Quoted passage>

------------------------------------------------

Have you ever walked into your home after a trip and thought it smelled musty? Or did you recently pick at some peeling wallpaper and see something black behind the paper? Or maybe the hot water heater flooded when you were out of town and the water sat on the floor for a week? These are all things that might lead you to think your house has mold. This article will discuss some generally recommended next steps.
First, keep in mind that mold is a naturally occurring organism. We encounter thousands of spores every day, especially if we live in a warm tropical place like Florida. While some people may have an allergy to certain mold, mold affects everyone differently. Mold is not normally a problem indoors but with that said, you should always consult a licensed physician to discuss health issues you may be experiencing.
Second, find out whether there is actually mold in your home. If there is visible mold, such as seen in the included photo, then sampling of the air is not necessary. It must be removed. If there is no visible mold but a musty odor, or if building materials have been wet or damp for an extended period of time then it’s time to call in the professionals to conduct a thorough inspection. Mold may be present inside wall cavities, behind appliances, or in other typically inaccessible spaces.

------------------------------------------------

Request A> From the entries, reproduce verbatim the stretch from the line containing "tweet-source-link[interactable]: Twitter for" through the line containing "reply-icon[interactable] [458,491,484,517]", including both of those lines.

------------------------------------------------

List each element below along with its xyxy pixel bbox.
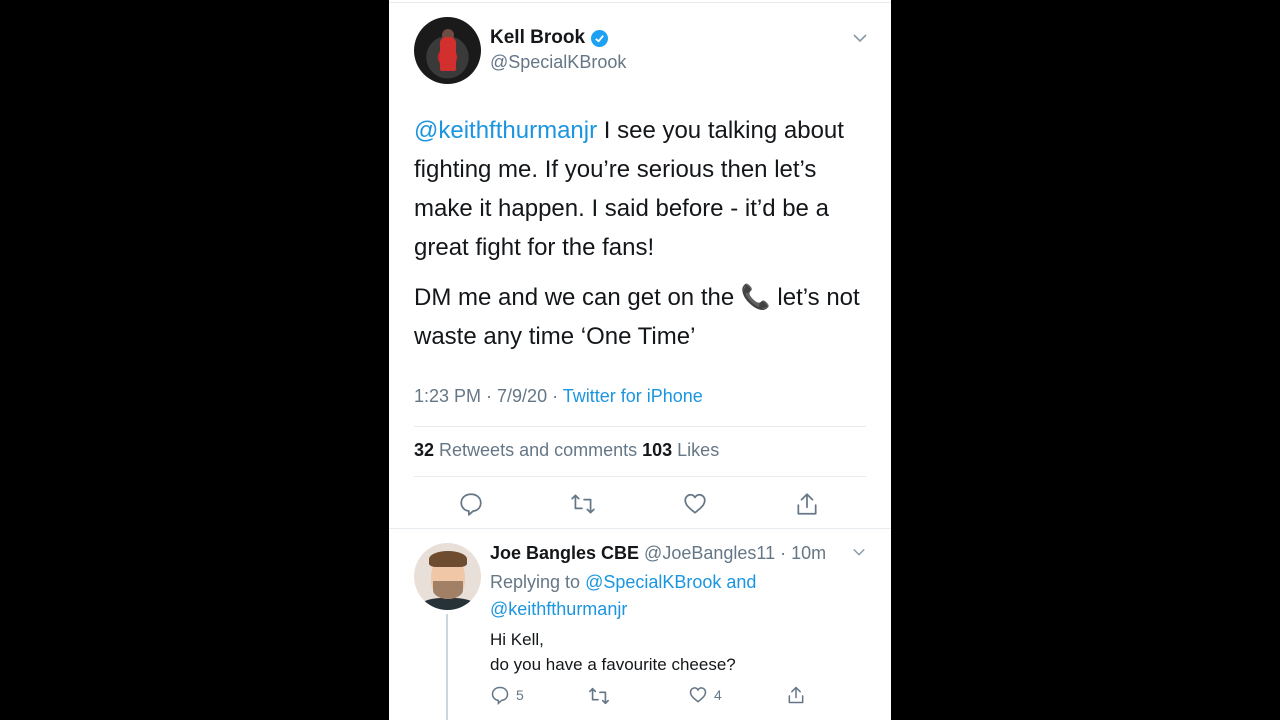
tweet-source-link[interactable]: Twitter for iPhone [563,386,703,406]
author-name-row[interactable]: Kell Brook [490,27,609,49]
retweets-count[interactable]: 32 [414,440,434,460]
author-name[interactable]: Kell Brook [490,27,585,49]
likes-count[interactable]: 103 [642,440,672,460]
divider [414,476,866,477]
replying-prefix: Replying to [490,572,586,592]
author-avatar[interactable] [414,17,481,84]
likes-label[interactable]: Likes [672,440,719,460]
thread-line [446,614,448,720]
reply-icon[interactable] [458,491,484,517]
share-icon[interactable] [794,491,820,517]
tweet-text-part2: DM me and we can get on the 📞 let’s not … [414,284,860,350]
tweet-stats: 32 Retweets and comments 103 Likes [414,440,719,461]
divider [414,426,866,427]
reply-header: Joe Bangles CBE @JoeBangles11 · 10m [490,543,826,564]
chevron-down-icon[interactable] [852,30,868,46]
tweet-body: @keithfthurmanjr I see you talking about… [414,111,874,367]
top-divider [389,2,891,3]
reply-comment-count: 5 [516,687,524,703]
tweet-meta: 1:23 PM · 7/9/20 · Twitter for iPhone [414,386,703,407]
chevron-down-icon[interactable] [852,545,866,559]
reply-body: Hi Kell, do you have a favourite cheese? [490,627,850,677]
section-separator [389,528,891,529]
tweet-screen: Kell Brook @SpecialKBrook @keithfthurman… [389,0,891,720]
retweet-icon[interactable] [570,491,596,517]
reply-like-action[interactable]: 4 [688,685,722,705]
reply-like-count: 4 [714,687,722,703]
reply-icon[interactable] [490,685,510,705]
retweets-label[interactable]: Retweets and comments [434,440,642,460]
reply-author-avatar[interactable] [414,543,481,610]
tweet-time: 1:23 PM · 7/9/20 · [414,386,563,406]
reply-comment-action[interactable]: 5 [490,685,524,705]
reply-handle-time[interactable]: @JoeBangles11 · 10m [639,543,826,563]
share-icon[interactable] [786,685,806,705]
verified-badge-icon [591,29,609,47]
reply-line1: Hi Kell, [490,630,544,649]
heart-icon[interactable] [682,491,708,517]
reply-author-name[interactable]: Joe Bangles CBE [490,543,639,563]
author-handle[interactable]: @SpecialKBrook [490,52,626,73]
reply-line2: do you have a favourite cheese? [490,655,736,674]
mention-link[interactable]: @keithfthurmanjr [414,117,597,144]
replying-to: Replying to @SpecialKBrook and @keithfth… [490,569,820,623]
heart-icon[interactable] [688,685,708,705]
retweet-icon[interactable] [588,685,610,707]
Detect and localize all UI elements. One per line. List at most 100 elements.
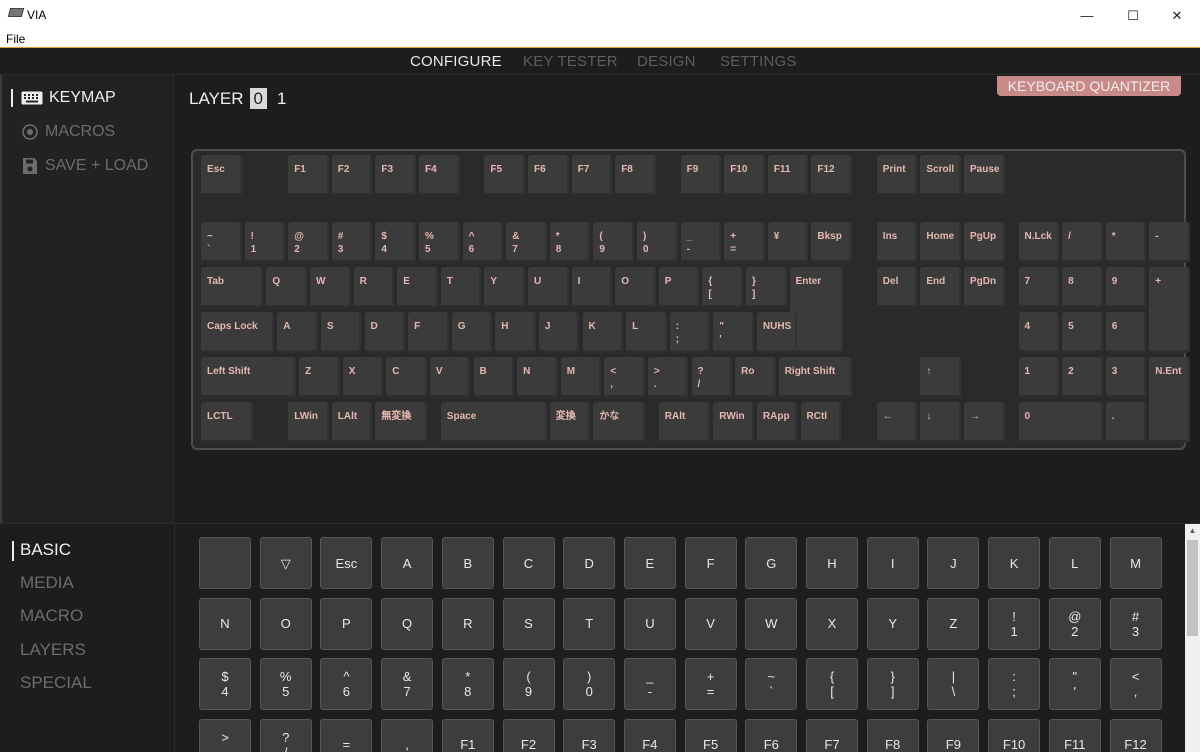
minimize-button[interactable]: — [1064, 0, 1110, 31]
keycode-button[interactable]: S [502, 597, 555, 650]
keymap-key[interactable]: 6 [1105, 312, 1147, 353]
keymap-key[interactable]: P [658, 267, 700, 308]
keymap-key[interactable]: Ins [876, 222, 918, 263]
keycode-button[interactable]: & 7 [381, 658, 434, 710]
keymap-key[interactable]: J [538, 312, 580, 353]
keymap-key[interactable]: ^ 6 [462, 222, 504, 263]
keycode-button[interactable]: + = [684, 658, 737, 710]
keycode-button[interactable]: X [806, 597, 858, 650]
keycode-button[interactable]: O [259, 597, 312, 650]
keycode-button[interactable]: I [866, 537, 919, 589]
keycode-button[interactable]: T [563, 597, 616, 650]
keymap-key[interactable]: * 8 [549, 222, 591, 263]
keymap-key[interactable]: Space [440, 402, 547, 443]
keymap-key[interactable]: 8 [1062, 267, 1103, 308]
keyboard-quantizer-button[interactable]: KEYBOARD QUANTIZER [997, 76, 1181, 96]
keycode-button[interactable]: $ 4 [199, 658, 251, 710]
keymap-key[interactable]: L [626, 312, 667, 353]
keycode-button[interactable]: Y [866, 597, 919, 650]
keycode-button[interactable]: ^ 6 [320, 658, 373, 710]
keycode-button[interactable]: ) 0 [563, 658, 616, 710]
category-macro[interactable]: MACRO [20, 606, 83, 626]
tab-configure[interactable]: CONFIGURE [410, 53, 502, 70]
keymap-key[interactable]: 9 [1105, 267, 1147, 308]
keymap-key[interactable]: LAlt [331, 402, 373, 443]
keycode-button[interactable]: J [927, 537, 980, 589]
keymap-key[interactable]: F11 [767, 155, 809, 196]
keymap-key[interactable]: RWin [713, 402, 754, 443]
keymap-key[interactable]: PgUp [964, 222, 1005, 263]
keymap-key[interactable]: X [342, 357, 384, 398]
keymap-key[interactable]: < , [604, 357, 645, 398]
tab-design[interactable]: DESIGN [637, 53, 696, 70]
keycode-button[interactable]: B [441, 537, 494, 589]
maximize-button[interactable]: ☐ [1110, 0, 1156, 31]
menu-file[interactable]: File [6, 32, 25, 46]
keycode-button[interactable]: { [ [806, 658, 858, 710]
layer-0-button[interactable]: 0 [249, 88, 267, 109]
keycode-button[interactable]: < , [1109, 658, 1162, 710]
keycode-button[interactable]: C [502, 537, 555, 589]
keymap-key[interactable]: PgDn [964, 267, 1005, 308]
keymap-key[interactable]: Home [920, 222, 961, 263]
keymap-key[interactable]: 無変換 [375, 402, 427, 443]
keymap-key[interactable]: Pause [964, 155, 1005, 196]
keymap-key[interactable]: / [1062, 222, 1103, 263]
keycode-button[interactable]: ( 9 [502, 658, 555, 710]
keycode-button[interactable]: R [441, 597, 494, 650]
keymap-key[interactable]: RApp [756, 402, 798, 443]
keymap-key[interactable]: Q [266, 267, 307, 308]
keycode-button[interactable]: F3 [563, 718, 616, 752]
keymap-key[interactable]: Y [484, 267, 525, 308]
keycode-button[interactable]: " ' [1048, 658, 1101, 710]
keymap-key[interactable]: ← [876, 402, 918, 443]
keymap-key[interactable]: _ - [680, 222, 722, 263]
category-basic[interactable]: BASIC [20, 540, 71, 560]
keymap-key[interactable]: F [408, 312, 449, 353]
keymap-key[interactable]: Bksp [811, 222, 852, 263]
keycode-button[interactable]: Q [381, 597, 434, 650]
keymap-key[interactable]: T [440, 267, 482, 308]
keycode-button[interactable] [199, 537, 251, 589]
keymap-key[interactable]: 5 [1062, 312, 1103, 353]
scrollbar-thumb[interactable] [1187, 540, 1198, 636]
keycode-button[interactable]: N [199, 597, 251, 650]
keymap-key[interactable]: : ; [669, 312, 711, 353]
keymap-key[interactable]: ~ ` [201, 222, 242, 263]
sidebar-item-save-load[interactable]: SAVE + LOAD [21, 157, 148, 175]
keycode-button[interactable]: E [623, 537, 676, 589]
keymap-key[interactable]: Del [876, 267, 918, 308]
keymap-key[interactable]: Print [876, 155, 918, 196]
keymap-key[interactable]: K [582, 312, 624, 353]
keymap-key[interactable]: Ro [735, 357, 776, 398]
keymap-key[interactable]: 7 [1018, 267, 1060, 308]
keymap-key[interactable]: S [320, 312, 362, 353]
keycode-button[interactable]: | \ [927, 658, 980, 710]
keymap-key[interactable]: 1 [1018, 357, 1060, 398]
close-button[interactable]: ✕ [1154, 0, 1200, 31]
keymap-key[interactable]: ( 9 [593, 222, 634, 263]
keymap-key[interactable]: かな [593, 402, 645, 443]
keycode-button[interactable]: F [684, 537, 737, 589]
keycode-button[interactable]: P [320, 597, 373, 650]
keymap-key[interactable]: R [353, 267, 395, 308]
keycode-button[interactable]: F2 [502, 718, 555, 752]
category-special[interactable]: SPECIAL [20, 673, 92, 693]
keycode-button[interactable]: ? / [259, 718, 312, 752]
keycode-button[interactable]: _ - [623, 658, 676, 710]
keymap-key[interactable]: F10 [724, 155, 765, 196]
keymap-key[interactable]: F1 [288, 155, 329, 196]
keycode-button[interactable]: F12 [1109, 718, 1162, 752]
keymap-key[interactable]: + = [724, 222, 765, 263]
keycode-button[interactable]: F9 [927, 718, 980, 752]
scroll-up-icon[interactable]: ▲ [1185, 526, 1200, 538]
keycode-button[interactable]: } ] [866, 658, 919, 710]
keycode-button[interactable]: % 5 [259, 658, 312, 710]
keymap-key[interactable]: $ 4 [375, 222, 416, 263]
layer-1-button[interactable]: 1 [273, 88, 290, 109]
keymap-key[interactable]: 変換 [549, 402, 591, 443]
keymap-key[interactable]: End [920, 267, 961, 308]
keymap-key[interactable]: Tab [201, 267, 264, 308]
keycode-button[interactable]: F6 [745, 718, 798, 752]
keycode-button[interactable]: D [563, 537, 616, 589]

------------------------------------------------

Request B> In the text on household mold, when is sampling of the air not necessary?

Written response A>
tweet-source-link[interactable]: Twitter for iPhone [563,386,703,406]
author-name-row[interactable]: Kell Brook [490,27,609,49]
retweets-count[interactable]: 32 [414,440,434,460]
author-name[interactable]: Kell Brook [490,27,585,49]
likes-count[interactable]: 103 [642,440,672,460]
divider [414,476,866,477]
replying-prefix: Replying to [490,572,586,592]
author-avatar[interactable] [414,17,481,84]
likes-label[interactable]: Likes [672,440,719,460]
thread-line [446,614,448,720]
reply-icon[interactable] [458,491,484,517]

Written response B> When there is visible mold.